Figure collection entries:
--- Begin ---

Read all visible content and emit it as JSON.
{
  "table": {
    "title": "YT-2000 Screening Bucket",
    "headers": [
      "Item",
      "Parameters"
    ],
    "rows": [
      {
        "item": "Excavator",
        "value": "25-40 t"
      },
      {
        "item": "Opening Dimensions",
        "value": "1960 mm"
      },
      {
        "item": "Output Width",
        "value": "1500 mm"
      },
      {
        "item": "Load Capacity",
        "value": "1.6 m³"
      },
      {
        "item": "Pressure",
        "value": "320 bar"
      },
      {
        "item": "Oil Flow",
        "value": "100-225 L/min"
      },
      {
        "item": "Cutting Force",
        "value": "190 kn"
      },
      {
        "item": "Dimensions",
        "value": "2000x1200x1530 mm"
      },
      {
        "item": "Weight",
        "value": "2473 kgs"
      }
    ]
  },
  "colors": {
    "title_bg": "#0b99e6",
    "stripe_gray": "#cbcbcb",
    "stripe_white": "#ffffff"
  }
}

--- End ---
--- Begin ---

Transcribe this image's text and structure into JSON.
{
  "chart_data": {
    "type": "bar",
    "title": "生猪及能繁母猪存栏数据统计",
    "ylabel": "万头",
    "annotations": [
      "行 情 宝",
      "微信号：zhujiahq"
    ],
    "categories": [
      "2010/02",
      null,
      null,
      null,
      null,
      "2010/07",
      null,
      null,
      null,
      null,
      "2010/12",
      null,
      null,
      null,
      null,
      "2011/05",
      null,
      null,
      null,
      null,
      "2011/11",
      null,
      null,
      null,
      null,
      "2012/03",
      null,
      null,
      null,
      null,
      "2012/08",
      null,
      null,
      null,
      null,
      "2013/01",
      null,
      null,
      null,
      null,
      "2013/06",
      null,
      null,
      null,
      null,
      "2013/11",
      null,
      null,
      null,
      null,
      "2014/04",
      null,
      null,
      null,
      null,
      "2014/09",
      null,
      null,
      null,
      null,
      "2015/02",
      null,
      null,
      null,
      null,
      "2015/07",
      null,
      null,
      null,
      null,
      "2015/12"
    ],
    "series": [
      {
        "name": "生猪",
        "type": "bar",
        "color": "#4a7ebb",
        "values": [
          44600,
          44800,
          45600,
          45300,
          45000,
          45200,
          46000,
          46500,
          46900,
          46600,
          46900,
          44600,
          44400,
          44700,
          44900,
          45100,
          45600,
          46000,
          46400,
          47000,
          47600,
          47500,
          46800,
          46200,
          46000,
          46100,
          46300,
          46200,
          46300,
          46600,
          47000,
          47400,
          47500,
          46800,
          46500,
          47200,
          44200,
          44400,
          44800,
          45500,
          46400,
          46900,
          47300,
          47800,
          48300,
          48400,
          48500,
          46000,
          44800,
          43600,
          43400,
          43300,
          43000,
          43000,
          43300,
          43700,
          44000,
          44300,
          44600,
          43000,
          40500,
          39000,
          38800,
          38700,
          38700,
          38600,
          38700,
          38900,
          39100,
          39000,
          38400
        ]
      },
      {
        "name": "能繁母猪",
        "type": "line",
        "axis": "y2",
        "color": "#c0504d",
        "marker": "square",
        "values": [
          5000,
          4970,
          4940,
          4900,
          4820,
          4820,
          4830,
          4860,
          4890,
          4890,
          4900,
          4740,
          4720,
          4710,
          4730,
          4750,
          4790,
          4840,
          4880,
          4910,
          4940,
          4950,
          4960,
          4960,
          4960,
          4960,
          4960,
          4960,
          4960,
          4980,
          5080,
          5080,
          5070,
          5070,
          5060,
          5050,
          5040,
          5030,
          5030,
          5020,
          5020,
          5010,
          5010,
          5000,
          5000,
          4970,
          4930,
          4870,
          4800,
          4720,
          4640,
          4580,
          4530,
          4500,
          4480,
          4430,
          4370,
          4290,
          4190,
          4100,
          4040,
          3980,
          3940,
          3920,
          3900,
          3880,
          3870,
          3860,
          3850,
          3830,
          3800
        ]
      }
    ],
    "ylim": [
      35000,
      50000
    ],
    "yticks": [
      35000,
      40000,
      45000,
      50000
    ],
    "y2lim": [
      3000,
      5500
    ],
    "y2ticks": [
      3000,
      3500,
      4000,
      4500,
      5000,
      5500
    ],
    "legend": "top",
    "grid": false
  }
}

--- End ---
--- Begin ---

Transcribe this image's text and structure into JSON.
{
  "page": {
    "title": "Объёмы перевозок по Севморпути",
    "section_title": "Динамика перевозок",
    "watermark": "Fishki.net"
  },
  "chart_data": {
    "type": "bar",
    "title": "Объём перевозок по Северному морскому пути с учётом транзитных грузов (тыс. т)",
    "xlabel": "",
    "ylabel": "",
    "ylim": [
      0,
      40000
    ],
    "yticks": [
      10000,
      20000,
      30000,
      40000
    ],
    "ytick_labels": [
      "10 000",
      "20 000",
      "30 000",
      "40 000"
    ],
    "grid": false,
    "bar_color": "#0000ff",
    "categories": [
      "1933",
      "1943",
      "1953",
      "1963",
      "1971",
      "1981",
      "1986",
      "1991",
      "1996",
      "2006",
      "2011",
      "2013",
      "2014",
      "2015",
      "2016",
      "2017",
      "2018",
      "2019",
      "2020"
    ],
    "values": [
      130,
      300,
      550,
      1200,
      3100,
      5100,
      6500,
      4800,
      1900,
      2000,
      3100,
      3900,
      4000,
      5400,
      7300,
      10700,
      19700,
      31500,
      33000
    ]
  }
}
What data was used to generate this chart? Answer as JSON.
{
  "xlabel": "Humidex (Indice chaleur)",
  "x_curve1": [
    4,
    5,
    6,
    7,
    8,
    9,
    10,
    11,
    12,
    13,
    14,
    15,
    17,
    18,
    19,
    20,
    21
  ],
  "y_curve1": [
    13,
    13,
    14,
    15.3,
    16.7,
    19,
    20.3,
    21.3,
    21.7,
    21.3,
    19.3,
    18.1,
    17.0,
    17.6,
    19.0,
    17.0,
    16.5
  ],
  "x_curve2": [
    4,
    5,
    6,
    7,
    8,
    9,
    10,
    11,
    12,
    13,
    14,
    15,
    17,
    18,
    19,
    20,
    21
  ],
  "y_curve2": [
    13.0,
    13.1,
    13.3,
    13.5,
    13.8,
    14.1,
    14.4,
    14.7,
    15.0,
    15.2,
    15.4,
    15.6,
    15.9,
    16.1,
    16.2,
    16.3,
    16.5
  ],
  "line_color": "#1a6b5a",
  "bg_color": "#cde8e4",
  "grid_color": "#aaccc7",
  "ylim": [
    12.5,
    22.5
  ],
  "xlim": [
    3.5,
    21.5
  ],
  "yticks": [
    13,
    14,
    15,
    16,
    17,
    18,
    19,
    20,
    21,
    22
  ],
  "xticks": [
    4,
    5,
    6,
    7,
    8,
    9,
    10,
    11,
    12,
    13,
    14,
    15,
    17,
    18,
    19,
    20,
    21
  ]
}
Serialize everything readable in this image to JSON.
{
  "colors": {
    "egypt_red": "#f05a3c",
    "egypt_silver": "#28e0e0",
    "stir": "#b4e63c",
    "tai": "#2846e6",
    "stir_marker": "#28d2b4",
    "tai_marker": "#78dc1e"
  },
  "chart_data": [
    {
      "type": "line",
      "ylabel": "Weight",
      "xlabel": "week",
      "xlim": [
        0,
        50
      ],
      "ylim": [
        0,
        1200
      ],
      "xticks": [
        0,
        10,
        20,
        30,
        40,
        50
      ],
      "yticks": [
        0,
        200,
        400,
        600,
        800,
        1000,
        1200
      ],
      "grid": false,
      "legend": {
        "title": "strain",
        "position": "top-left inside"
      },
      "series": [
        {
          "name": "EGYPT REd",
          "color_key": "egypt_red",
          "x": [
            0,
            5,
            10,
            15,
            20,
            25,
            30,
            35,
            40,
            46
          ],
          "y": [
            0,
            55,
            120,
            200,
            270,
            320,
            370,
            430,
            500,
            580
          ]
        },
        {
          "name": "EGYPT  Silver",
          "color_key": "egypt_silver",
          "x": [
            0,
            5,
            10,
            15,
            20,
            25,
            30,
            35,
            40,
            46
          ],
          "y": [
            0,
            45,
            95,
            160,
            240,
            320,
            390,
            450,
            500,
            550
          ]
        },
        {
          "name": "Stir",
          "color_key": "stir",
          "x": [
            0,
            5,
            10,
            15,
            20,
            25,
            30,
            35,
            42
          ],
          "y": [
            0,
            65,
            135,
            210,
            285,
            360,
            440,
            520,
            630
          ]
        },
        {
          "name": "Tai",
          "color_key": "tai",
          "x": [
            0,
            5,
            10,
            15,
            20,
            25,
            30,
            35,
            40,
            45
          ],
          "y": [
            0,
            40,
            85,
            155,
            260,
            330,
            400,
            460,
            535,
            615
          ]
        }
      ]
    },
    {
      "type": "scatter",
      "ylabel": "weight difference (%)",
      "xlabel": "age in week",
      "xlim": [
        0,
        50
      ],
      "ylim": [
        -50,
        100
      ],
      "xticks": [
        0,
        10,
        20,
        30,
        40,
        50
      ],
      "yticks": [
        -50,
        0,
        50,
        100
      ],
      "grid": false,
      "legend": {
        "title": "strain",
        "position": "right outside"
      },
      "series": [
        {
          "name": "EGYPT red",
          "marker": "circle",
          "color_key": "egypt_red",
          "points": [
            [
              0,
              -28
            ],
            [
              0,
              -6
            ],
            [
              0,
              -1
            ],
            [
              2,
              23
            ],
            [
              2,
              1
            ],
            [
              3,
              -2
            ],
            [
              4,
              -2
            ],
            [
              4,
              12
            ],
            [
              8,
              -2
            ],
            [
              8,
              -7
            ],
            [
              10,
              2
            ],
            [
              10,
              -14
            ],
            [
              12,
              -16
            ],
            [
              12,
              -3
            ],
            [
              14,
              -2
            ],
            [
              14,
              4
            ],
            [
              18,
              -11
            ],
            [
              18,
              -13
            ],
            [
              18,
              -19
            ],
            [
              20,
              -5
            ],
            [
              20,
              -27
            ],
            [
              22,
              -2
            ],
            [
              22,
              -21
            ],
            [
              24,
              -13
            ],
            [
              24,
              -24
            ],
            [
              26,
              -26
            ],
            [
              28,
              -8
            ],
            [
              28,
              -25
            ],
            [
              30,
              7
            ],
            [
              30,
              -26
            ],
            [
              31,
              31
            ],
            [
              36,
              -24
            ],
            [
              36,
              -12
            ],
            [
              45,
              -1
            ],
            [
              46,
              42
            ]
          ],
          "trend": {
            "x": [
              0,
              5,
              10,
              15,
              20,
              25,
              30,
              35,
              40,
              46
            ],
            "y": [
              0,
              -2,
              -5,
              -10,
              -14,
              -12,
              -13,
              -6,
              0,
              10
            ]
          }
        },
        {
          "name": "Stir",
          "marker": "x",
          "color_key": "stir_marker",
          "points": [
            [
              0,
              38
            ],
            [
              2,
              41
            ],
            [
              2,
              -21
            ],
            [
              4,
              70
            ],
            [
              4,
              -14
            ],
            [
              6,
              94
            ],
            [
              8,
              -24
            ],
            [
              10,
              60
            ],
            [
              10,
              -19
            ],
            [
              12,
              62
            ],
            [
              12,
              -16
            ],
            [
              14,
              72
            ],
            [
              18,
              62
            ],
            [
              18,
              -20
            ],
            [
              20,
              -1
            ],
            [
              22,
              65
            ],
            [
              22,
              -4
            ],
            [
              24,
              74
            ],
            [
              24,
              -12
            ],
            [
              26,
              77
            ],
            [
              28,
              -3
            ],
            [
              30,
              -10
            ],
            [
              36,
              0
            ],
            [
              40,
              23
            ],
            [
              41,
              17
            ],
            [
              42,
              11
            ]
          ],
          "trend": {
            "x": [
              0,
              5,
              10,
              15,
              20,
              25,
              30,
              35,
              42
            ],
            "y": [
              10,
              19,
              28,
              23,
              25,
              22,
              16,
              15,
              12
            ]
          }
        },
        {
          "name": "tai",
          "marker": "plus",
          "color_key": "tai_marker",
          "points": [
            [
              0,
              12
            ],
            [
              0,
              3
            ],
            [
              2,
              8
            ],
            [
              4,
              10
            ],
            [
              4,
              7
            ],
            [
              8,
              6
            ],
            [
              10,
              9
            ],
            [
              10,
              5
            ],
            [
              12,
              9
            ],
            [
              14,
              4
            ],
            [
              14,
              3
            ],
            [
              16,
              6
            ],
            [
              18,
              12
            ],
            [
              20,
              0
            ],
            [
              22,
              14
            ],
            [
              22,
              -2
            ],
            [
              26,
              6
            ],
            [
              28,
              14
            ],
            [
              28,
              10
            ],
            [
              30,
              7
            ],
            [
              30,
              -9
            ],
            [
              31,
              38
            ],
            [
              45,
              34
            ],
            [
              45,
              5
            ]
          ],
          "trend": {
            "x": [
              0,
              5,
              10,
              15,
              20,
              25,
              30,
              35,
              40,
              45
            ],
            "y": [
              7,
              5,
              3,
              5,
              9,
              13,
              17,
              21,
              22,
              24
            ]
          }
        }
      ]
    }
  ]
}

--- End ---

Copy every line of the material in which the word "this" occurs.

Transcribe this image's text and structure into JSON.
Transcribe this image's text and structure into JSON.
What data was used to generate this chart? Answer as JSON.
Serialize everything readable in this image to JSON.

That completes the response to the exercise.